■ Given instruction ■
Below is a listing to transcribe in full and exactly; keep the pictures out.

(Stored data entries)
========================================================================
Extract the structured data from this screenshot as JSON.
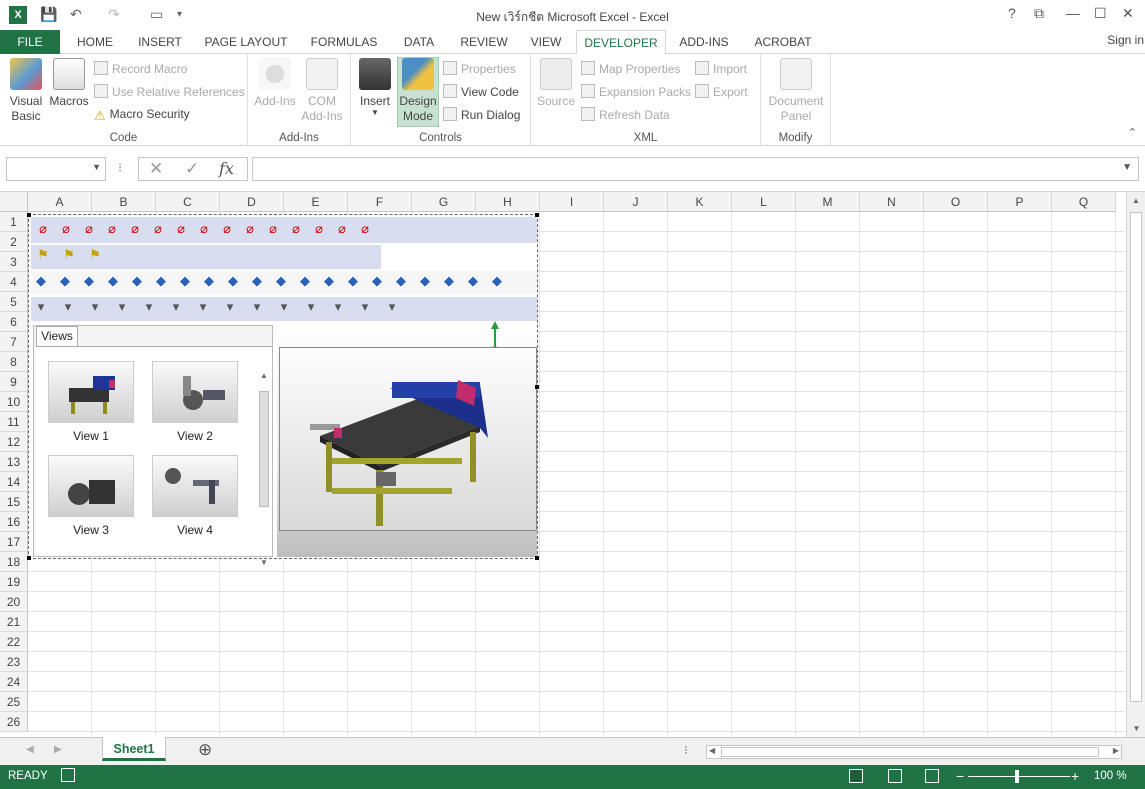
{
  "window": {
    "title": "New เวิร์กชีต Microsoft Excel - Excel",
    "app_icon": "X",
    "help": "?",
    "restore": "⧉",
    "minimize": "—",
    "maximize": "☐",
    "close": "✕"
  },
  "qat": {
    "save": "💾",
    "undo": "↶",
    "redo": "↷",
    "touch": "▭",
    "more": "▾"
  },
  "tabs": [
    "FILE",
    "HOME",
    "INSERT",
    "PAGE LAYOUT",
    "FORMULAS",
    "DATA",
    "REVIEW",
    "VIEW",
    "DEVELOPER",
    "ADD-INS",
    "ACROBAT"
  ],
  "signin": "Sign in",
  "ribbon": {
    "code": {
      "label": "Code",
      "visual_basic": "Visual\nBasic",
      "macros": "Macros",
      "record_macro": "Record Macro",
      "use_relative": "Use Relative References",
      "macro_security": "Macro Security"
    },
    "addins": {
      "label": "Add-Ins",
      "addins": "Add-Ins",
      "com": "COM\nAdd-Ins"
    },
    "controls": {
      "label": "Controls",
      "insert": "Insert",
      "design_mode": "Design\nMode",
      "properties": "Properties",
      "view_code": "View Code",
      "run_dialog": "Run Dialog"
    },
    "xml": {
      "label": "XML",
      "source": "Source",
      "map_properties": "Map Properties",
      "expansion_packs": "Expansion Packs",
      "refresh_data": "Refresh Data",
      "import": "Import",
      "export": "Export"
    },
    "modify": {
      "label": "Modify",
      "document_panel": "Document\nPanel"
    }
  },
  "formula_bar": {
    "name_box": "",
    "fx": "fx",
    "cancel": "✕",
    "enter": "✓",
    "formula": ""
  },
  "columns": [
    "A",
    "B",
    "C",
    "D",
    "E",
    "F",
    "G",
    "H",
    "I",
    "J",
    "K",
    "L",
    "M",
    "N",
    "O",
    "P",
    "Q"
  ],
  "rows": [
    "1",
    "2",
    "3",
    "4",
    "5",
    "6",
    "7",
    "8",
    "9",
    "10",
    "11",
    "12",
    "13",
    "14",
    "15",
    "16",
    "17",
    "18",
    "19",
    "20",
    "21",
    "22",
    "23",
    "24",
    "25",
    "26"
  ],
  "control": {
    "views_tab": "Views",
    "views": [
      "View 1",
      "View 2",
      "View 3",
      "View 4"
    ]
  },
  "sheet": {
    "tabs": [
      "Sheet1"
    ],
    "add_sheet": "⊕"
  },
  "status": {
    "ready": "READY",
    "zoom": "100 %",
    "zoom_minus": "−",
    "zoom_plus": "+"
  },
  "colors": {
    "accent": "#217346",
    "control_toolbar": "#d8def0"
  }
}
========================================================================
■ Answer below ■
Extract the structured data from this screenshot as JSON.
{
  "window": {
    "title": "New เวิร์กชีต Microsoft Excel - Excel",
    "app_icon": "X",
    "help": "?",
    "restore": "⧉",
    "minimize": "—",
    "maximize": "☐",
    "close": "✕"
  },
  "qat": {
    "save": "💾",
    "undo": "↶",
    "redo": "↷",
    "touch": "▭",
    "more": "▾"
  },
  "tabs": [
    "FILE",
    "HOME",
    "INSERT",
    "PAGE LAYOUT",
    "FORMULAS",
    "DATA",
    "REVIEW",
    "VIEW",
    "DEVELOPER",
    "ADD-INS",
    "ACROBAT"
  ],
  "signin": "Sign in",
  "ribbon": {
    "code": {
      "label": "Code",
      "visual_basic": "Visual\nBasic",
      "macros": "Macros",
      "record_macro": "Record Macro",
      "use_relative": "Use Relative References",
      "macro_security": "Macro Security"
    },
    "addins": {
      "label": "Add-Ins",
      "addins": "Add-Ins",
      "com": "COM\nAdd-Ins"
    },
    "controls": {
      "label": "Controls",
      "insert": "Insert",
      "design_mode": "Design\nMode",
      "properties": "Properties",
      "view_code": "View Code",
      "run_dialog": "Run Dialog"
    },
    "xml": {
      "label": "XML",
      "source": "Source",
      "map_properties": "Map Properties",
      "expansion_packs": "Expansion Packs",
      "refresh_data": "Refresh Data",
      "import": "Import",
      "export": "Export"
    },
    "modify": {
      "label": "Modify",
      "document_panel": "Document\nPanel"
    }
  },
  "formula_bar": {
    "name_box": "",
    "fx": "fx",
    "cancel": "✕",
    "enter": "✓",
    "formula": ""
  },
  "columns": [
    "A",
    "B",
    "C",
    "D",
    "E",
    "F",
    "G",
    "H",
    "I",
    "J",
    "K",
    "L",
    "M",
    "N",
    "O",
    "P",
    "Q"
  ],
  "rows": [
    "1",
    "2",
    "3",
    "4",
    "5",
    "6",
    "7",
    "8",
    "9",
    "10",
    "11",
    "12",
    "13",
    "14",
    "15",
    "16",
    "17",
    "18",
    "19",
    "20",
    "21",
    "22",
    "23",
    "24",
    "25",
    "26"
  ],
  "control": {
    "views_tab": "Views",
    "views": [
      "View 1",
      "View 2",
      "View 3",
      "View 4"
    ]
  },
  "sheet": {
    "tabs": [
      "Sheet1"
    ],
    "add_sheet": "⊕"
  },
  "status": {
    "ready": "READY",
    "zoom": "100 %",
    "zoom_minus": "−",
    "zoom_plus": "+"
  },
  "colors": {
    "accent": "#217346",
    "control_toolbar": "#d8def0"
  }
}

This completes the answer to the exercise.